▸ **Trecho selecionado**
● ● ● ● ● ● ●
Com a aprovação na quarta-feira à noite pelo Congresso da Colômbia do acordo de paz entre o governo e as Farc, renegociado após o fracasso do acordo original em um plebiscito, o país enfrenta agora o desafio de implementar o pacto.
O Congresso, onde o governo de Juan Manuel Santos deve apresentar o projeto de lei de anistia dos guerrilheiros das Forças Armadas Revolucionárias da Colômbia (Farc), será mais uma vez o cenário chave da fase de implementação.
O acordo de paz, estabelecido entre as partes há uma semana depois de incluir propostas da oposição ao pacto original, que foi rejeitado em um plebiscito (de voto facultativo, com o comparecimento de um terço do eleitorado e sob intensa campanha dos opositores ao pacto) em 2 de outubro, foi aprovado em definitivo na quarta-feira à noite pelo Congresso. A maioria do governo no Senado e na Câmara votou, na terça e quarta-feira, respectivamente, a favor de referendar o acordo que pretende acabar com um conflito armado de mais de meio século.
"Gratidão ao Congresso pelo histórico respaldo à esperança de paz dos colombianos", escreveu no Twitter o presidente Santos, vencedor do Nobel da Paz neste ano por seus esforços para acabar com a guerra interna.
A oposição, liderada pelo ex-presidente e atual senador Álvaro Uribe, optou por não participar nas votações, pois considera que o Congresso "não pode suplantar" a decisão tomada nas urnas pelos colombianos. Os uribistas rejeitaram também o pacto em geral, porque acreditam que permite a "impunidade total" e dá elegibilidade política a guerrilheiros culpados de crimes atrozes antes que cumpram suas penas.
Surgidas de um levante camponês em 1964 e com 5.765 combatentes atualmente, as Farc são a guerrilha mais antiga da América Latina.
Esta é a quarta vez que se tenta um processo de paz com o governo colombiano, após os fracassos em diálogos com os presidentes Belisario Betancur (1982-1986), César Gaviria (1990-1994) e Andrés Pastrana (1998-2002).
A decisão do governo e das Farc de referendar o acordo renegociado no Congresso tem relação, conforme as partes, com a fragilidade do cessar-fogo bilateral em vigor desde o fim de agosto. A urgência para referendar o pacto revisado buscava superar a incerteza provocada pelo limbo em que entrou o processo de paz após o plebiscito, em especial depois que o cessar-fogo foi perturbado pela morte de dois guerrilheiros das Farc há algumas semanas em supostos combates com o exército e, mais recentemente, por uma série de homicídios e atentados contra líderes sociais no sul e oeste do país.
● ● ● ● ● ● ●
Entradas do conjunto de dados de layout
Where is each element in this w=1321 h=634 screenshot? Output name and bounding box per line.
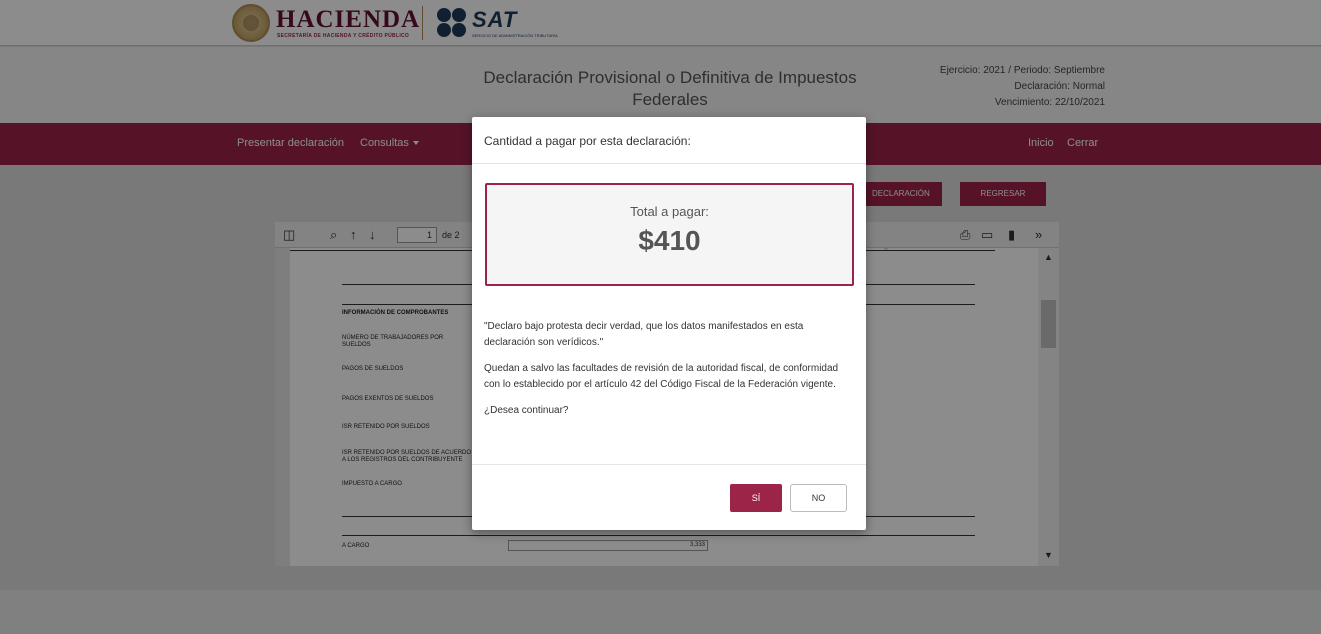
modal-title: Cantidad a pagar por esta declaración:: [472, 117, 866, 164]
yes-button[interactable]: SÍ: [730, 484, 782, 512]
modal-body: "Declaro bajo protesta decir verdad, que…: [484, 319, 854, 429]
continue-question: ¿Desea continuar?: [484, 405, 569, 416]
modal-footer: SÍ NO: [472, 464, 866, 530]
payment-confirmation-modal: Cantidad a pagar por esta declaración: T…: [472, 117, 866, 530]
declaration-statement: "Declaro bajo protesta decir verdad, que…: [484, 321, 804, 348]
total-box: Total a pagar: $410: [485, 183, 854, 286]
total-amount: $410: [638, 225, 701, 256]
total-label: Total a pagar:: [630, 204, 709, 219]
no-button[interactable]: NO: [790, 484, 847, 512]
legal-notice: Quedan a salvo las facultades de revisió…: [484, 363, 839, 390]
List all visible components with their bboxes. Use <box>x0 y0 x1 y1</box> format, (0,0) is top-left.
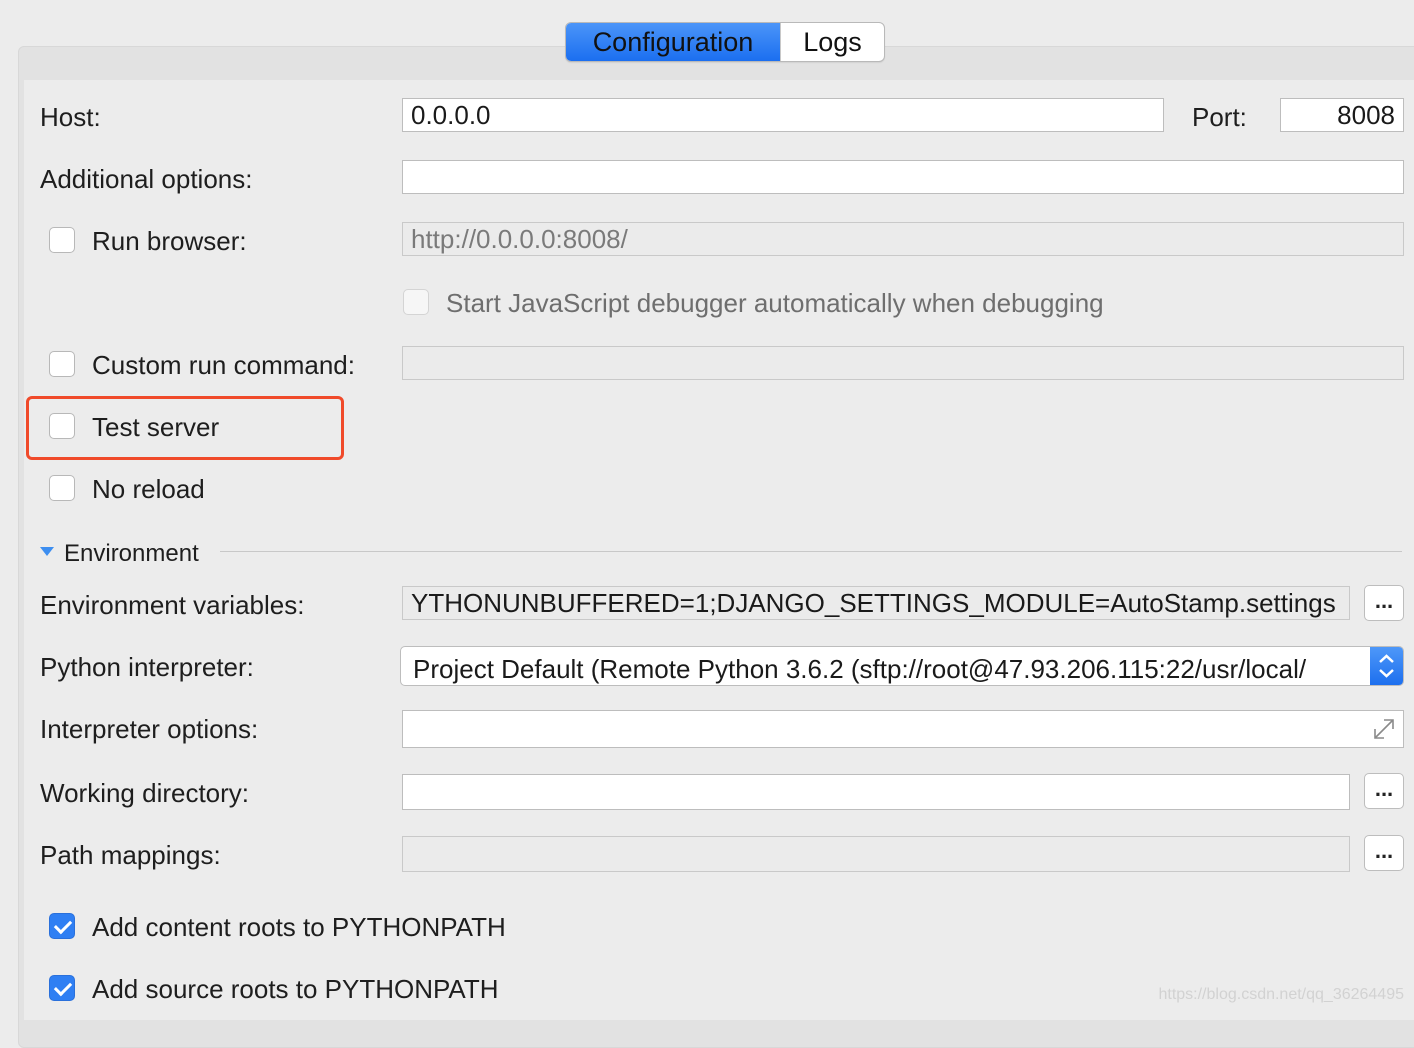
● ● ● ● ● ● ●
▸ **Requisitos das tarefas**
[1] Reescreva os registros, começando no início deles e terminando na linha que contém "321, 804, 348]", trocando "screenshot" por "image" e mantendo todo o resto igual. Deixe as imagens de fora.
[2] Prossiga com o texto sobre o acordo de paz na Colômbia a partir do ponto em que ele termina.
O texto e os registros vêm de fontes diferentes.

▸ **Resultados do exercício**
[1]
Where is each element in this w=1321 h=634 image? Output name and bounding box per line.
modal-title: Cantidad a pagar por esta declaración:: [472, 117, 866, 164]
yes-button[interactable]: SÍ: [730, 484, 782, 512]
modal-body: "Declaro bajo protesta decir verdad, que…: [484, 319, 854, 429]
continue-question: ¿Desea continuar?: [484, 405, 569, 416]
modal-footer: SÍ NO: [472, 464, 866, 530]
payment-confirmation-modal: Cantidad a pagar por esta declaración: T…: [472, 117, 866, 530]
declaration-statement: "Declaro bajo protesta decir verdad, que…: [484, 321, 804, 348]

[2]
Os analistas destacam os desafios do acordo, não apenas na área política. Citam o contexto difícil para a segurança política do acordo e também para a implementação em si, em termos da capacidade do Estado.
O conflito armado colombiano, do qual também participam outras guerrilhas, grupos paramilitares e agentes estatais, já deixou ao menos 260 mil mortos, 60 mil desaparecidos e 6,9 milhões de deslocados em mais de meio século.
Passo a passo...
O Congresso da Colômbia aprovou por maioria em suas duas casas o novo acordo de paz entre o governo e as Farc.
O novo texto está completamente referendado e o próximo passo é o governo apresentar aos parlamentares os projetos que permitirão a sua implementação, começando pela lei de anistia aos guerrilheiros.
Em cinco dias, começa o transporte de todos os membros das Farc para as "zonas de transição", disse o presidente Juan Manuel Santos.
Nessas zonas de transição os guerrilheiros entregarão de forma progressiva suas armas, sob a supervisão das Nações Unidas.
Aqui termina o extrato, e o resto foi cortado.